**Dataset entries**:
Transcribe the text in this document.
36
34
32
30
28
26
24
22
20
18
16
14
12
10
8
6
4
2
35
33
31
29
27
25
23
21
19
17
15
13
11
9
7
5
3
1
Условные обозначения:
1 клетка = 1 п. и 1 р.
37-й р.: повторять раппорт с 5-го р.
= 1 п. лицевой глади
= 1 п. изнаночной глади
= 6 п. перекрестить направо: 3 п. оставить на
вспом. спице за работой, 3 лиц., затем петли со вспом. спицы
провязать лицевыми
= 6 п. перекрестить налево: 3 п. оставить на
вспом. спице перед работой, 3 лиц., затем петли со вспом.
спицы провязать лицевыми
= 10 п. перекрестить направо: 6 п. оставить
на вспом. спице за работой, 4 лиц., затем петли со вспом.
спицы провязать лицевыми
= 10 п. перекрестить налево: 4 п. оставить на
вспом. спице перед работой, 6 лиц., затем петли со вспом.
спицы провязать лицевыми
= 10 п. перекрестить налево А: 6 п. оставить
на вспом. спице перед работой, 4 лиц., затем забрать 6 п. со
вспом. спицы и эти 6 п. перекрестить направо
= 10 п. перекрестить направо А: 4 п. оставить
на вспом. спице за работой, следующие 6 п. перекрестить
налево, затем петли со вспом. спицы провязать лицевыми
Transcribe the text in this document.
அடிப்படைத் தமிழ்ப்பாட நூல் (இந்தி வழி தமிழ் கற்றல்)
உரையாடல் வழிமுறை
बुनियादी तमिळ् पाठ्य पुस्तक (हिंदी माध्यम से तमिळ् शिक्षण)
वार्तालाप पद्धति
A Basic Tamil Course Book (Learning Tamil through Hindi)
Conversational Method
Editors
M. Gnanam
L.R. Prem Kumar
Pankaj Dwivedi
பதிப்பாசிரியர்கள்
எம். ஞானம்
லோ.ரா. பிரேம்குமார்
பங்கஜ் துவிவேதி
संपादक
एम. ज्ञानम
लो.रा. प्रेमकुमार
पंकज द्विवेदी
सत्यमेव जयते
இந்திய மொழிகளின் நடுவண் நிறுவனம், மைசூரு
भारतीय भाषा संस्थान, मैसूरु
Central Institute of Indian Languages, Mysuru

**Requirement**: Each record above should be restated word for word.

**Answer to the problem**:
Transcribe the text in this document.
36
34
32
30
28
26
24
22
20
18
16
14
12
10
8
6
4
2
35
33
31
29
27
25
23
21
19
17
15
13
11
9
7
5
3
1
Условные обозначения:
1 клетка = 1 п. и 1 р.
37-й р.: повторять раппорт с 5-го р.
= 1 п. лицевой глади
= 1 п. изнаночной глади
= 6 п. перекрестить направо: 3 п. оставить на
вспом. спице за работой, 3 лиц., затем петли со вспом. спицы
провязать лицевыми
= 6 п. перекрестить налево: 3 п. оставить на
вспом. спице перед работой, 3 лиц., затем петли со вспом.
спицы провязать лицевыми
= 10 п. перекрестить направо: 6 п. оставить
на вспом. спице за работой, 4 лиц., затем петли со вспом.
спицы провязать лицевыми
= 10 п. перекрестить налево: 4 п. оставить на
вспом. спице перед работой, 6 лиц., затем петли со вспом.
спицы провязать лицевыми
= 10 п. перекрестить налево А: 6 п. оставить
на вспом. спице перед работой, 4 лиц., затем забрать 6 п. со
вспом. спицы и эти 6 п. перекрестить направо
= 10 п. перекрестить направо А: 4 п. оставить
на вспом. спице за работой, следующие 6 п. перекрестить
налево, затем петли со вспом. спицы провязать лицевыми
Transcribe the text in this document.
அடிப்படைத் தமிழ்ப்பாட நூல் (இந்தி வழி தமிழ் கற்றல்)
உரையாடல் வழிமுறை
बुनियादी तमिळ् पाठ्य पुस्तक (हिंदी माध्यम से तमिळ् शिक्षण)
वार्तालाप पद्धति
A Basic Tamil Course Book (Learning Tamil through Hindi)
Conversational Method
Editors
M. Gnanam
L.R. Prem Kumar
Pankaj Dwivedi
பதிப்பாசிரியர்கள்
எம். ஞானம்
லோ.ரா. பிரேம்குமார்
பங்கஜ் துவிவேதி
संपादक
एम. ज्ञानम
लो.रा. प्रेमकुमार
पंकज द्विवेदी
सत्यमेव जयते
இந்திய மொழிகளின் நடுவண் நிறுவனம், மைசூரு
भारतीय भाषा संस्थान, मैसूरु
Central Institute of Indian Languages, Mysuru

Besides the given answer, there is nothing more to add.